Excerpted records:
============

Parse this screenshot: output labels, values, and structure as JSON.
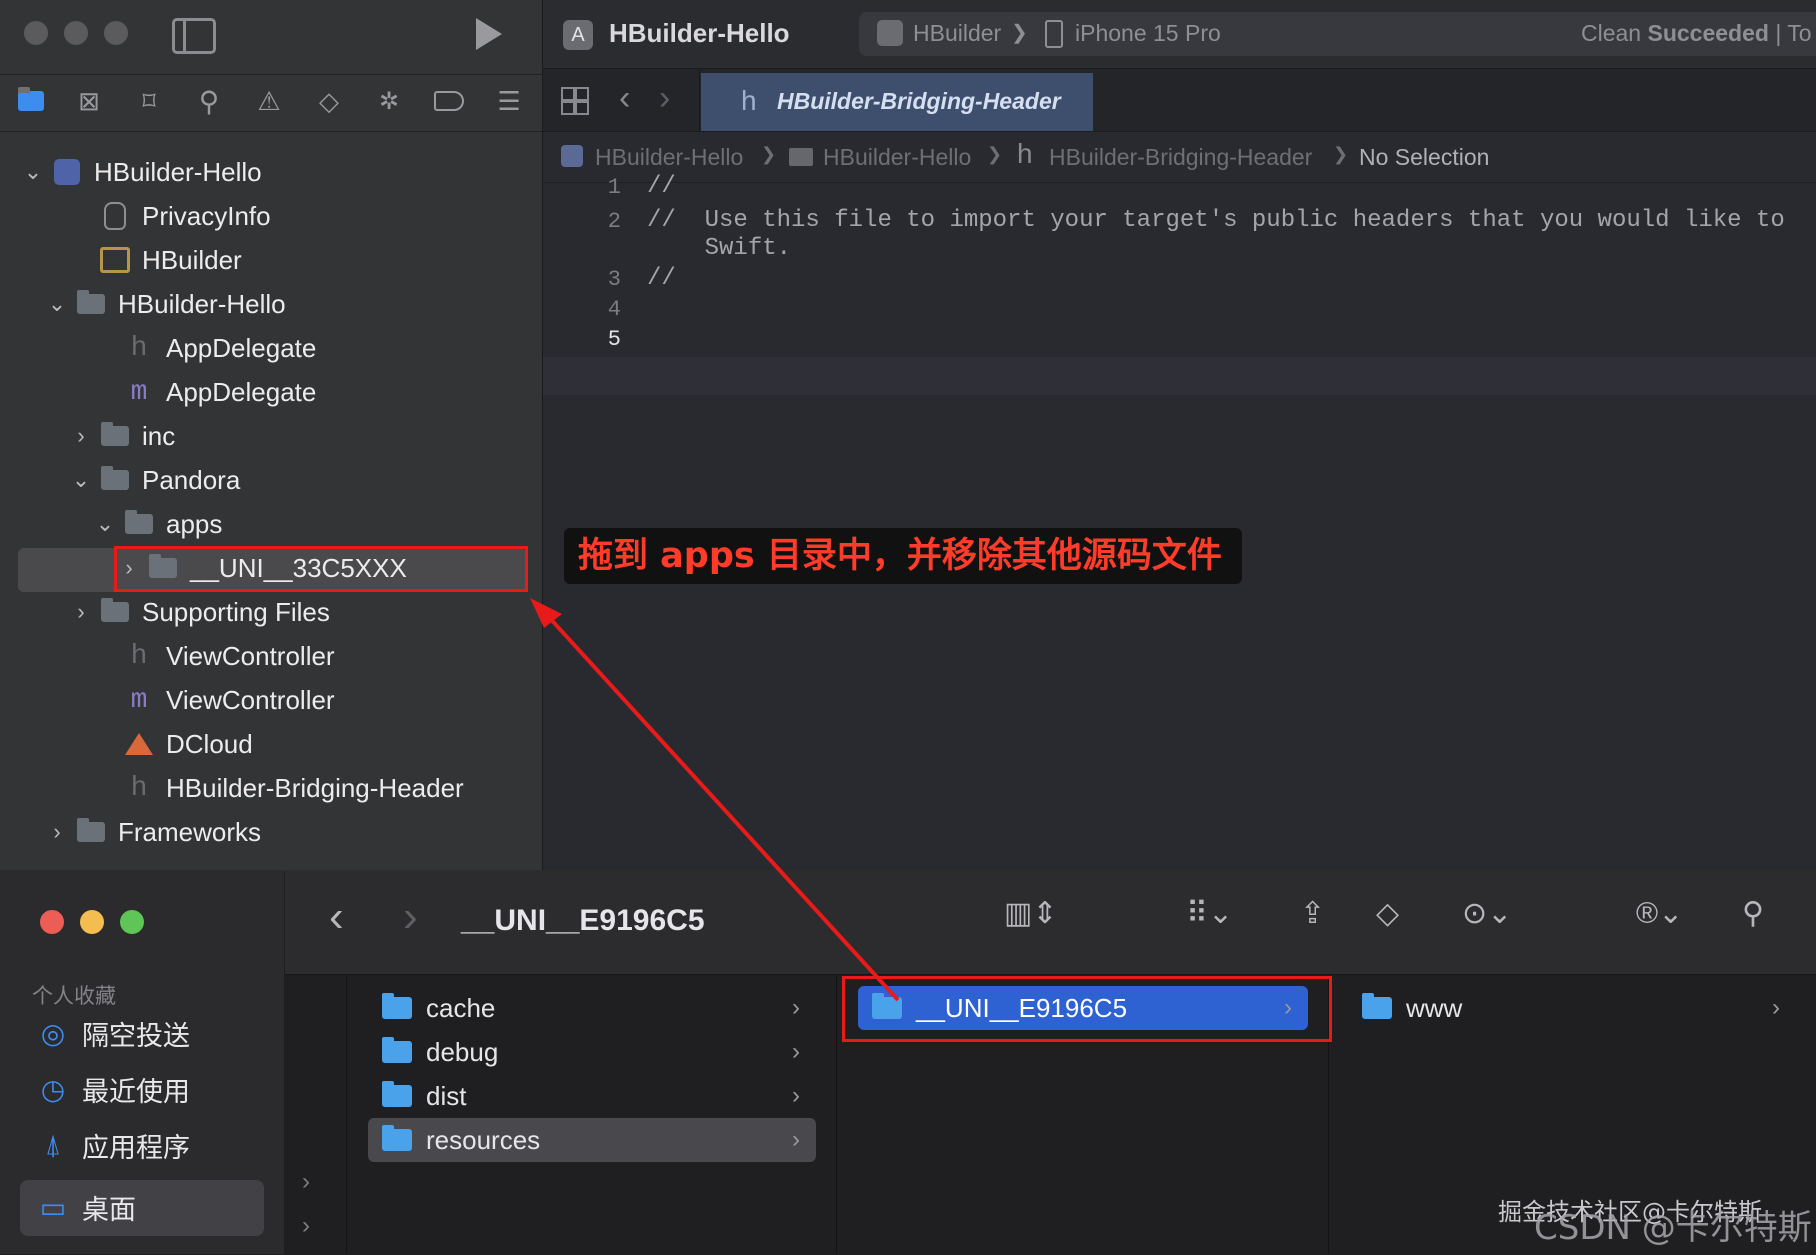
{
  "xcode": {
    "window_title": "HBuilder-Hello",
    "scheme": "HBuilder",
    "scheme_sep": "❯",
    "device": "iPhone 15 Pro",
    "status_prefix": "Clean ",
    "status_strong": "Succeeded",
    "status_suffix": " | To",
    "tab_label": "HBuilder-Bridging-Header",
    "tab_letter": "h",
    "jump_bar": {
      "items": [
        "HBuilder-Hello",
        "HBuilder-Hello",
        "HBuilder-Bridging-Header"
      ],
      "sep": "❯",
      "last": "No Selection"
    },
    "tree": [
      {
        "label": "HBuilder-Hello",
        "chevron": "⌄",
        "icon": "project-icon"
      },
      {
        "label": "PrivacyInfo",
        "chevron": "",
        "icon": "hand-icon"
      },
      {
        "label": "HBuilder",
        "chevron": "",
        "icon": "assets-icon"
      },
      {
        "label": "HBuilder-Hello",
        "chevron": "⌄",
        "icon": "folder-icon"
      },
      {
        "label": "AppDelegate",
        "chevron": "",
        "icon": "h-file-icon"
      },
      {
        "label": "AppDelegate",
        "chevron": "",
        "icon": "m-file-icon"
      },
      {
        "label": "inc",
        "chevron": "›",
        "icon": "folder-icon"
      },
      {
        "label": "Pandora",
        "chevron": "⌄",
        "icon": "folder-icon"
      },
      {
        "label": "apps",
        "chevron": "⌄",
        "icon": "folder-icon"
      },
      {
        "label": "__UNI__33C5XXX",
        "chevron": "›",
        "icon": "folder-icon"
      },
      {
        "label": "Supporting Files",
        "chevron": "›",
        "icon": "folder-icon"
      },
      {
        "label": "ViewController",
        "chevron": "",
        "icon": "h-file-icon"
      },
      {
        "label": "ViewController",
        "chevron": "",
        "icon": "m-file-icon"
      },
      {
        "label": "DCloud",
        "chevron": "",
        "icon": "swift-icon"
      },
      {
        "label": "HBuilder-Bridging-Header",
        "chevron": "",
        "icon": "h-file-icon"
      },
      {
        "label": "Frameworks",
        "chevron": "›",
        "icon": "folder-icon"
      }
    ],
    "code_lines": [
      {
        "n": "1",
        "text": "//"
      },
      {
        "n": "2",
        "text": "//  Use this file to import your target's public headers that you would like to"
      },
      {
        "n": "",
        "text": "    Swift."
      },
      {
        "n": "3",
        "text": "//"
      },
      {
        "n": "4",
        "text": ""
      },
      {
        "n": "5",
        "text": ""
      }
    ],
    "icon_glyphs": {
      "h": "h",
      "m": "m"
    }
  },
  "annotation": {
    "text": "拖到 apps 目录中，并移除其他源码文件",
    "color": "#ff3b2a"
  },
  "finder": {
    "path_title": "__UNI__E9196C5",
    "sidebar_heading": "个人收藏",
    "sidebar_items": [
      {
        "label": "隔空投送",
        "icon": "airdrop-icon"
      },
      {
        "label": "最近使用",
        "icon": "clock-icon"
      },
      {
        "label": "应用程序",
        "icon": "apps-icon"
      },
      {
        "label": "桌面",
        "icon": "desktop-icon"
      }
    ],
    "column1": [
      {
        "label": "cache"
      },
      {
        "label": "debug"
      },
      {
        "label": "dist"
      },
      {
        "label": "resources"
      }
    ],
    "column2": [
      {
        "label": "__UNI__E9196C5"
      }
    ],
    "column3": [
      {
        "label": "www"
      }
    ]
  },
  "watermark": {
    "line1": "掘金技术社区@卡尔特斯",
    "line2": "CSDN @卡尔特斯"
  }
}
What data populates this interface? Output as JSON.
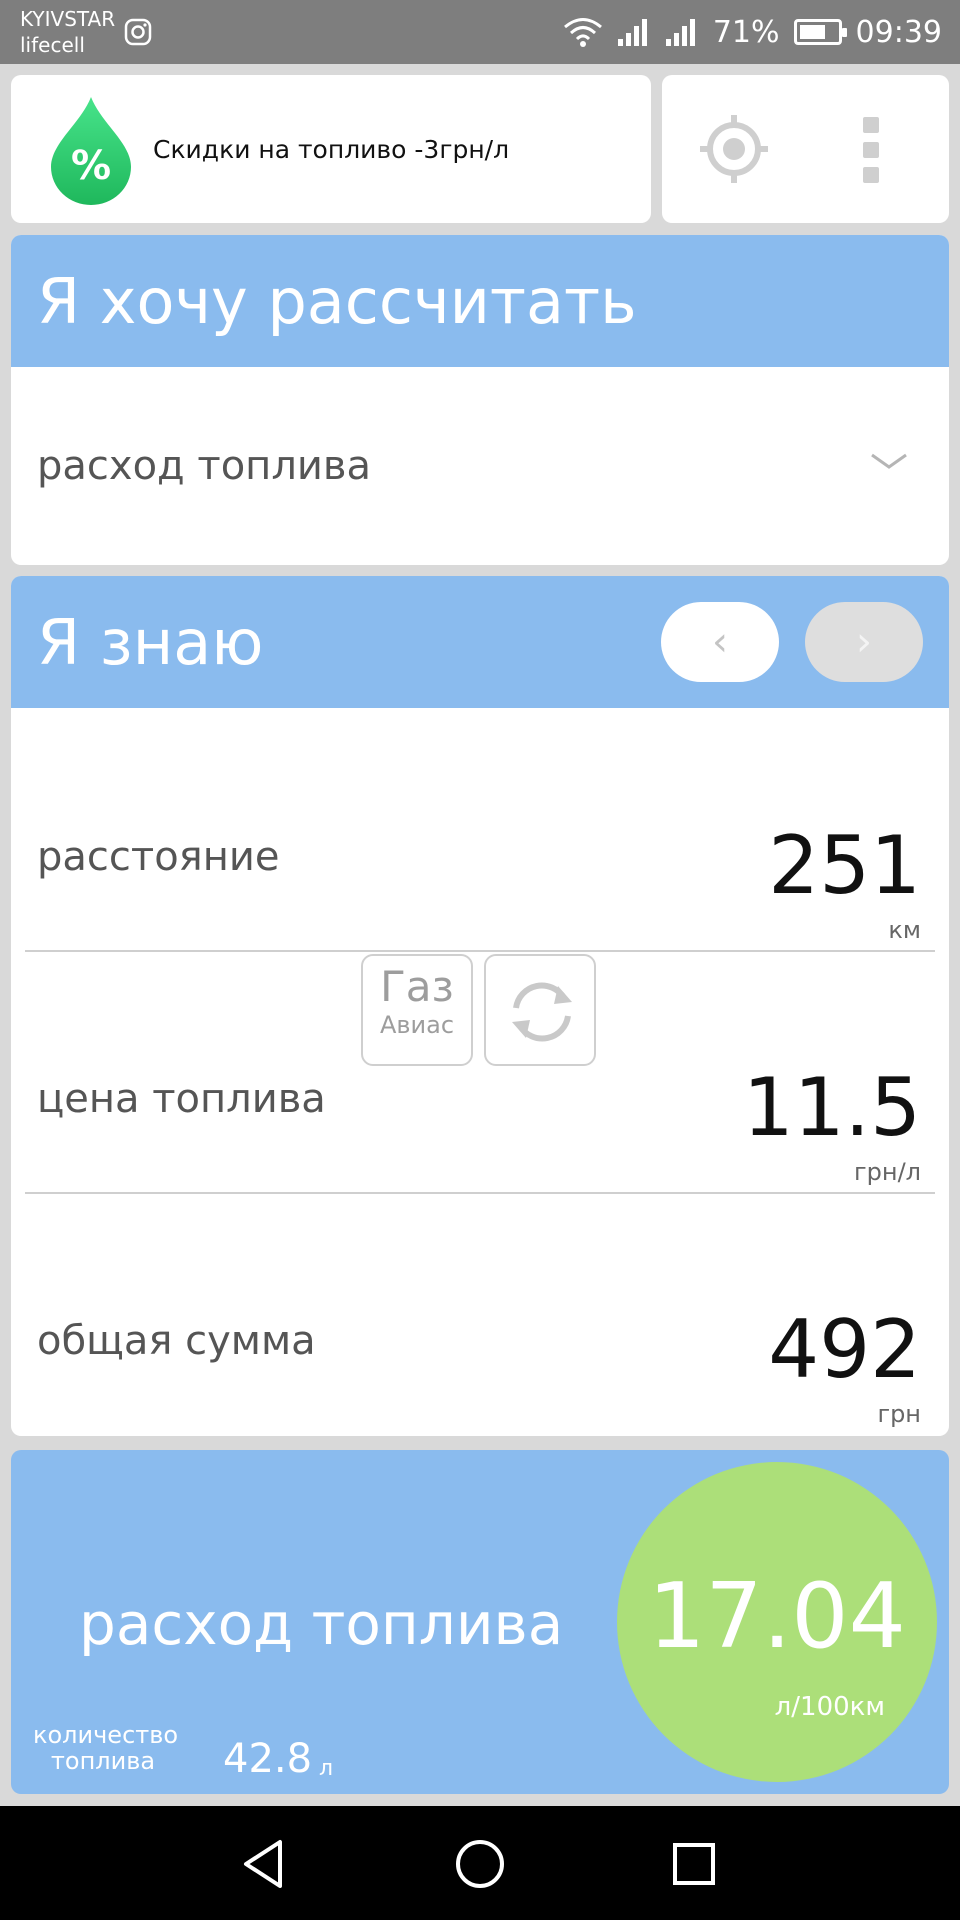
{
  "status_bar": {
    "carrier_1": "KYIVSTAR",
    "carrier_2": "lifecell",
    "battery_percent": "71%",
    "battery_level": 0.71,
    "time": "09:39"
  },
  "promo": {
    "icon": "percent-drop-icon",
    "text": "Скидки на топливо -3грн/л"
  },
  "calculate": {
    "title": "Я хочу рассчитать",
    "selected": "расход топлива"
  },
  "known": {
    "title": "Я знаю",
    "prev_glyph": "‹",
    "next_glyph": "›",
    "fields": [
      {
        "label": "расстояние",
        "value": "251",
        "unit": "км"
      },
      {
        "label": "цена топлива",
        "value": "11.5",
        "unit": "грн/л"
      },
      {
        "label": "общая сумма",
        "value": "492",
        "unit": "грн"
      }
    ],
    "fuel_type": {
      "main": "Газ",
      "sub": "Авиас"
    }
  },
  "result": {
    "label": "расход топлива",
    "value": "17.04",
    "unit": "л/100км",
    "quantity_label": "количество топлива",
    "quantity_value": "42.8",
    "quantity_unit": "л"
  },
  "colors": {
    "header_blue": "#8abbee",
    "result_green": "#acdf79",
    "promo_green": "#2fcc6f"
  }
}
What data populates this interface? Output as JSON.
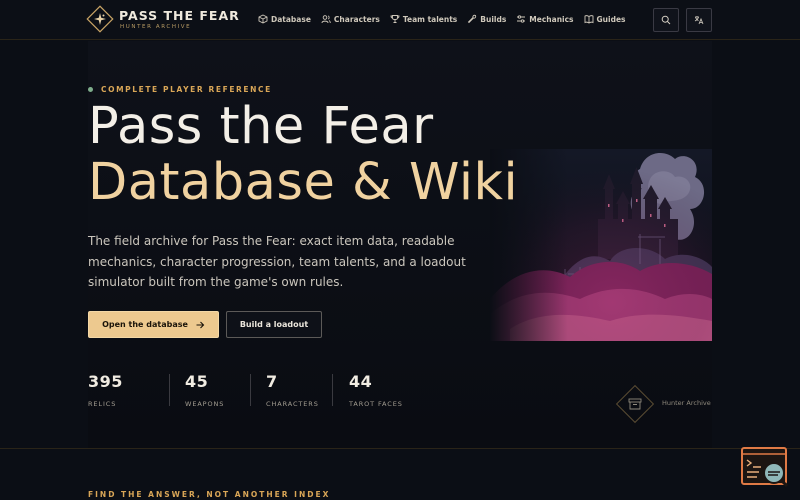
{
  "brand": {
    "title": "PASS THE FEAR",
    "subtitle": "HUNTER ARCHIVE"
  },
  "nav": [
    {
      "label": "Database",
      "icon": "cube-icon"
    },
    {
      "label": "Characters",
      "icon": "users-icon"
    },
    {
      "label": "Team talents",
      "icon": "trophy-icon"
    },
    {
      "label": "Builds",
      "icon": "wrench-icon"
    },
    {
      "label": "Mechanics",
      "icon": "sliders-icon"
    },
    {
      "label": "Guides",
      "icon": "book-icon"
    }
  ],
  "header_actions": {
    "search_icon": "search-icon",
    "language_icon": "translate-icon"
  },
  "hero": {
    "eyebrow": "COMPLETE PLAYER REFERENCE",
    "headline_line1": "Pass the Fear",
    "headline_line2": "Database & Wiki",
    "lead": "The field archive for Pass the Fear: exact item data, readable mechanics, character progression, team talents, and a loadout simulator built from the game's own rules.",
    "primary_cta": "Open the database",
    "secondary_cta": "Build a loadout"
  },
  "stats": [
    {
      "value": "395",
      "label": "RELICS"
    },
    {
      "value": "45",
      "label": "WEAPONS"
    },
    {
      "value": "7",
      "label": "CHARACTERS"
    },
    {
      "value": "44",
      "label": "TAROT FACES"
    }
  ],
  "archive_label": "Hunter Archive",
  "next_section_eyebrow": "FIND THE ANSWER, NOT ANOTHER INDEX",
  "colors": {
    "background": "#0b0e15",
    "accent_gold": "#d9a657",
    "headline_gold": "#f0d2a0",
    "primary_button": "#edc98f",
    "status_dot": "#7fae8c",
    "art_magenta": "#8a2a63"
  }
}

============

Requirement: Images in the data above are to be skipped. Retype all other material exactly.

Exercise response:
Parse this screenshot: output labels, values, and structure as JSON.
{
  "xcode": {
    "window_title": "HBuilder-Hello",
    "scheme": "HBuilder",
    "scheme_sep": "❯",
    "device": "iPhone 15 Pro",
    "status_prefix": "Clean ",
    "status_strong": "Succeeded",
    "status_suffix": " | To",
    "tab_label": "HBuilder-Bridging-Header",
    "tab_letter": "h",
    "jump_bar": {
      "items": [
        "HBuilder-Hello",
        "HBuilder-Hello",
        "HBuilder-Bridging-Header"
      ],
      "sep": "❯",
      "last": "No Selection"
    },
    "tree": [
      {
        "label": "HBuilder-Hello",
        "chevron": "⌄",
        "icon": "project-icon"
      },
      {
        "label": "PrivacyInfo",
        "chevron": "",
        "icon": "hand-icon"
      },
      {
        "label": "HBuilder",
        "chevron": "",
        "icon": "assets-icon"
      },
      {
        "label": "HBuilder-Hello",
        "chevron": "⌄",
        "icon": "folder-icon"
      },
      {
        "label": "AppDelegate",
        "chevron": "",
        "icon": "h-file-icon"
      },
      {
        "label": "AppDelegate",
        "chevron": "",
        "icon": "m-file-icon"
      },
      {
        "label": "inc",
        "chevron": "›",
        "icon": "folder-icon"
      },
      {
        "label": "Pandora",
        "chevron": "⌄",
        "icon": "folder-icon"
      },
      {
        "label": "apps",
        "chevron": "⌄",
        "icon": "folder-icon"
      },
      {
        "label": "__UNI__33C5XXX",
        "chevron": "›",
        "icon": "folder-icon"
      },
      {
        "label": "Supporting Files",
        "chevron": "›",
        "icon": "folder-icon"
      },
      {
        "label": "ViewController",
        "chevron": "",
        "icon": "h-file-icon"
      },
      {
        "label": "ViewController",
        "chevron": "",
        "icon": "m-file-icon"
      },
      {
        "label": "DCloud",
        "chevron": "",
        "icon": "swift-icon"
      },
      {
        "label": "HBuilder-Bridging-Header",
        "chevron": "",
        "icon": "h-file-icon"
      },
      {
        "label": "Frameworks",
        "chevron": "›",
        "icon": "folder-icon"
      }
    ],
    "code_lines": [
      {
        "n": "1",
        "text": "//"
      },
      {
        "n": "2",
        "text": "//  Use this file to import your target's public headers that you would like to"
      },
      {
        "n": "",
        "text": "    Swift."
      },
      {
        "n": "3",
        "text": "//"
      },
      {
        "n": "4",
        "text": ""
      },
      {
        "n": "5",
        "text": ""
      }
    ],
    "icon_glyphs": {
      "h": "h",
      "m": "m"
    }
  },
  "annotation": {
    "text": "拖到 apps 目录中，并移除其他源码文件",
    "color": "#ff3b2a"
  },
  "finder": {
    "path_title": "__UNI__E9196C5",
    "sidebar_heading": "个人收藏",
    "sidebar_items": [
      {
        "label": "隔空投送",
        "icon": "airdrop-icon"
      },
      {
        "label": "最近使用",
        "icon": "clock-icon"
      },
      {
        "label": "应用程序",
        "icon": "apps-icon"
      },
      {
        "label": "桌面",
        "icon": "desktop-icon"
      }
    ],
    "column1": [
      {
        "label": "cache"
      },
      {
        "label": "debug"
      },
      {
        "label": "dist"
      },
      {
        "label": "resources"
      }
    ],
    "column2": [
      {
        "label": "__UNI__E9196C5"
      }
    ],
    "column3": [
      {
        "label": "www"
      }
    ]
  },
  "watermark": {
    "line1": "掘金技术社区@卡尔特斯",
    "line2": "CSDN @卡尔特斯"
  }
}
What data populates this interface? Output as JSON.
{
  "status_bar": {
    "carrier_1": "KYIVSTAR",
    "carrier_2": "lifecell",
    "battery_percent": "71%",
    "battery_level": 0.71,
    "time": "09:39"
  },
  "promo": {
    "icon": "percent-drop-icon",
    "text": "Скидки на топливо -3грн/л"
  },
  "calculate": {
    "title": "Я хочу рассчитать",
    "selected": "расход топлива"
  },
  "known": {
    "title": "Я знаю",
    "prev_glyph": "‹",
    "next_glyph": "›",
    "fields": [
      {
        "label": "расстояние",
        "value": "251",
        "unit": "км"
      },
      {
        "label": "цена топлива",
        "value": "11.5",
        "unit": "грн/л"
      },
      {
        "label": "общая сумма",
        "value": "492",
        "unit": "грн"
      }
    ],
    "fuel_type": {
      "main": "Газ",
      "sub": "Авиас"
    }
  },
  "result": {
    "label": "расход топлива",
    "value": "17.04",
    "unit": "л/100км",
    "quantity_label": "количество топлива",
    "quantity_value": "42.8",
    "quantity_unit": "л"
  },
  "colors": {
    "header_blue": "#8abbee",
    "result_green": "#acdf79",
    "promo_green": "#2fcc6f"
  }
}
What data populates this interface? Output as JSON.
{
  "brand": {
    "title": "PASS THE FEAR",
    "subtitle": "HUNTER ARCHIVE"
  },
  "nav": [
    {
      "label": "Database",
      "icon": "cube-icon"
    },
    {
      "label": "Characters",
      "icon": "users-icon"
    },
    {
      "label": "Team talents",
      "icon": "trophy-icon"
    },
    {
      "label": "Builds",
      "icon": "wrench-icon"
    },
    {
      "label": "Mechanics",
      "icon": "sliders-icon"
    },
    {
      "label": "Guides",
      "icon": "book-icon"
    }
  ],
  "header_actions": {
    "search_icon": "search-icon",
    "language_icon": "translate-icon"
  },
  "hero": {
    "eyebrow": "COMPLETE PLAYER REFERENCE",
    "headline_line1": "Pass the Fear",
    "headline_line2": "Database & Wiki",
    "lead": "The field archive for Pass the Fear: exact item data, readable mechanics, character progression, team talents, and a loadout simulator built from the game's own rules.",
    "primary_cta": "Open the database",
    "secondary_cta": "Build a loadout"
  },
  "stats": [
    {
      "value": "395",
      "label": "RELICS"
    },
    {
      "value": "45",
      "label": "WEAPONS"
    },
    {
      "value": "7",
      "label": "CHARACTERS"
    },
    {
      "value": "44",
      "label": "TAROT FACES"
    }
  ],
  "archive_label": "Hunter Archive",
  "next_section_eyebrow": "FIND THE ANSWER, NOT ANOTHER INDEX",
  "colors": {
    "background": "#0b0e15",
    "accent_gold": "#d9a657",
    "headline_gold": "#f0d2a0",
    "primary_button": "#edc98f",
    "status_dot": "#7fae8c",
    "art_magenta": "#8a2a63"
  }
}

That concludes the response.